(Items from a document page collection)
********

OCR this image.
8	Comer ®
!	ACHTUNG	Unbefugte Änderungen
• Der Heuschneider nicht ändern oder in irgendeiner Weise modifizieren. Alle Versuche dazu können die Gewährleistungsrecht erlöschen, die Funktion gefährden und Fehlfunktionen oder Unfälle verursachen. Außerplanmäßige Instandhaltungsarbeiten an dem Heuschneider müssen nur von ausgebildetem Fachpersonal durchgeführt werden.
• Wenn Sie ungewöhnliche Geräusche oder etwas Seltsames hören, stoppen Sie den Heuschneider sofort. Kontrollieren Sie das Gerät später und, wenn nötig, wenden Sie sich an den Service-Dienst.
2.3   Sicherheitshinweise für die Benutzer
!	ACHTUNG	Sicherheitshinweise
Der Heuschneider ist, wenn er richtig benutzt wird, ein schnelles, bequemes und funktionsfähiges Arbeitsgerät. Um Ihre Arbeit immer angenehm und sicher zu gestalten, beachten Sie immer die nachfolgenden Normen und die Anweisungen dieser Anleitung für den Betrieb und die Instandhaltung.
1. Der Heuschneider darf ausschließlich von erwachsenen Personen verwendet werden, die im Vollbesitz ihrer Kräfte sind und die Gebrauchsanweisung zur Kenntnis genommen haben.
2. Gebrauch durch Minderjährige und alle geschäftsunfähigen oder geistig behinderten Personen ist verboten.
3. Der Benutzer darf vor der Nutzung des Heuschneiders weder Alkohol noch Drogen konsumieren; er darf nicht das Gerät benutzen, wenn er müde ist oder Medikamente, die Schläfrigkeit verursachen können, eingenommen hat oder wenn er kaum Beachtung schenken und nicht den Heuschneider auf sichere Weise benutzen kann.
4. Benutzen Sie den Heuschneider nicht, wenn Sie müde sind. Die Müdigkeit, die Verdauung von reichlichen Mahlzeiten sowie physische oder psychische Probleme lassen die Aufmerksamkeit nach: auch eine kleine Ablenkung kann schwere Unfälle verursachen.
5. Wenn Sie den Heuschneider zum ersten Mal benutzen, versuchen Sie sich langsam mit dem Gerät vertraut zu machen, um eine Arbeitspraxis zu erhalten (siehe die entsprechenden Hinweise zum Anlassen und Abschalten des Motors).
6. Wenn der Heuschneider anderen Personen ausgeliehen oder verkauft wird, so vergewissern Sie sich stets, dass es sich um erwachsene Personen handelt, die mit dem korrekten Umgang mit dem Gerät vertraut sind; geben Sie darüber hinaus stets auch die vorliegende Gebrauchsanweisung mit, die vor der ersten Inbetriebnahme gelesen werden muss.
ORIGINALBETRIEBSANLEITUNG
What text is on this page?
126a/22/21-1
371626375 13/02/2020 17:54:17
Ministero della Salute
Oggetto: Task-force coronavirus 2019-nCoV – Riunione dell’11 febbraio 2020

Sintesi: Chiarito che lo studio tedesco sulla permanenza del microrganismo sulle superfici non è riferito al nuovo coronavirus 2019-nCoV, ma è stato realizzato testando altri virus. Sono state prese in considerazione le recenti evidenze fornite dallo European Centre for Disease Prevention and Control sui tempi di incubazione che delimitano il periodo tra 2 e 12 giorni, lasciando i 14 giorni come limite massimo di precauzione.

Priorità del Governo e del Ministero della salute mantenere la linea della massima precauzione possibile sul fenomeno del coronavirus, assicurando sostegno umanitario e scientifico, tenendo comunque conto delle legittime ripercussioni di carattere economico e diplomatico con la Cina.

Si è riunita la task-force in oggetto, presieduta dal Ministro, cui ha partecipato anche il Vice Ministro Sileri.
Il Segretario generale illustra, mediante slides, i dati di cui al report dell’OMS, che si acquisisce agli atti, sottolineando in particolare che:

********

Please set down all of the data above again, matching it exactly.

OCR this image.
8	Comer ®
!	ACHTUNG	Unbefugte Änderungen
• Der Heuschneider nicht ändern oder in irgendeiner Weise modifizieren. Alle Versuche dazu können die Gewährleistungsrecht erlöschen, die Funktion gefährden und Fehlfunktionen oder Unfälle verursachen. Außerplanmäßige Instandhaltungsarbeiten an dem Heuschneider müssen nur von ausgebildetem Fachpersonal durchgeführt werden.
• Wenn Sie ungewöhnliche Geräusche oder etwas Seltsames hören, stoppen Sie den Heuschneider sofort. Kontrollieren Sie das Gerät später und, wenn nötig, wenden Sie sich an den Service-Dienst.
2.3   Sicherheitshinweise für die Benutzer
!	ACHTUNG	Sicherheitshinweise
Der Heuschneider ist, wenn er richtig benutzt wird, ein schnelles, bequemes und funktionsfähiges Arbeitsgerät. Um Ihre Arbeit immer angenehm und sicher zu gestalten, beachten Sie immer die nachfolgenden Normen und die Anweisungen dieser Anleitung für den Betrieb und die Instandhaltung.
1. Der Heuschneider darf ausschließlich von erwachsenen Personen verwendet werden, die im Vollbesitz ihrer Kräfte sind und die Gebrauchsanweisung zur Kenntnis genommen haben.
2. Gebrauch durch Minderjährige und alle geschäftsunfähigen oder geistig behinderten Personen ist verboten.
3. Der Benutzer darf vor der Nutzung des Heuschneiders weder Alkohol noch Drogen konsumieren; er darf nicht das Gerät benutzen, wenn er müde ist oder Medikamente, die Schläfrigkeit verursachen können, eingenommen hat oder wenn er kaum Beachtung schenken und nicht den Heuschneider auf sichere Weise benutzen kann.
4. Benutzen Sie den Heuschneider nicht, wenn Sie müde sind. Die Müdigkeit, die Verdauung von reichlichen Mahlzeiten sowie physische oder psychische Probleme lassen die Aufmerksamkeit nach: auch eine kleine Ablenkung kann schwere Unfälle verursachen.
5. Wenn Sie den Heuschneider zum ersten Mal benutzen, versuchen Sie sich langsam mit dem Gerät vertraut zu machen, um eine Arbeitspraxis zu erhalten (siehe die entsprechenden Hinweise zum Anlassen und Abschalten des Motors).
6. Wenn der Heuschneider anderen Personen ausgeliehen oder verkauft wird, so vergewissern Sie sich stets, dass es sich um erwachsene Personen handelt, die mit dem korrekten Umgang mit dem Gerät vertraut sind; geben Sie darüber hinaus stets auch die vorliegende Gebrauchsanweisung mit, die vor der ersten Inbetriebnahme gelesen werden muss.
ORIGINALBETRIEBSANLEITUNG
What text is on this page?
126a/22/21-1
371626375 13/02/2020 17:54:17
Ministero della Salute
Oggetto: Task-force coronavirus 2019-nCoV – Riunione dell’11 febbraio 2020

Sintesi: Chiarito che lo studio tedesco sulla permanenza del microrganismo sulle superfici non è riferito al nuovo coronavirus 2019-nCoV, ma è stato realizzato testando altri virus. Sono state prese in considerazione le recenti evidenze fornite dallo European Centre for Disease Prevention and Control sui tempi di incubazione che delimitano il periodo tra 2 e 12 giorni, lasciando i 14 giorni come limite massimo di precauzione.

Priorità del Governo e del Ministero della salute mantenere la linea della massima precauzione possibile sul fenomeno del coronavirus, assicurando sostegno umanitario e scientifico, tenendo comunque conto delle legittime ripercussioni di carattere economico e diplomatico con la Cina.

Si è riunita la task-force in oggetto, presieduta dal Ministro, cui ha partecipato anche il Vice Ministro Sileri.
Il Segretario generale illustra, mediante slides, i dati di cui al report dell’OMS, che si acquisisce agli atti, sottolineando in particolare che:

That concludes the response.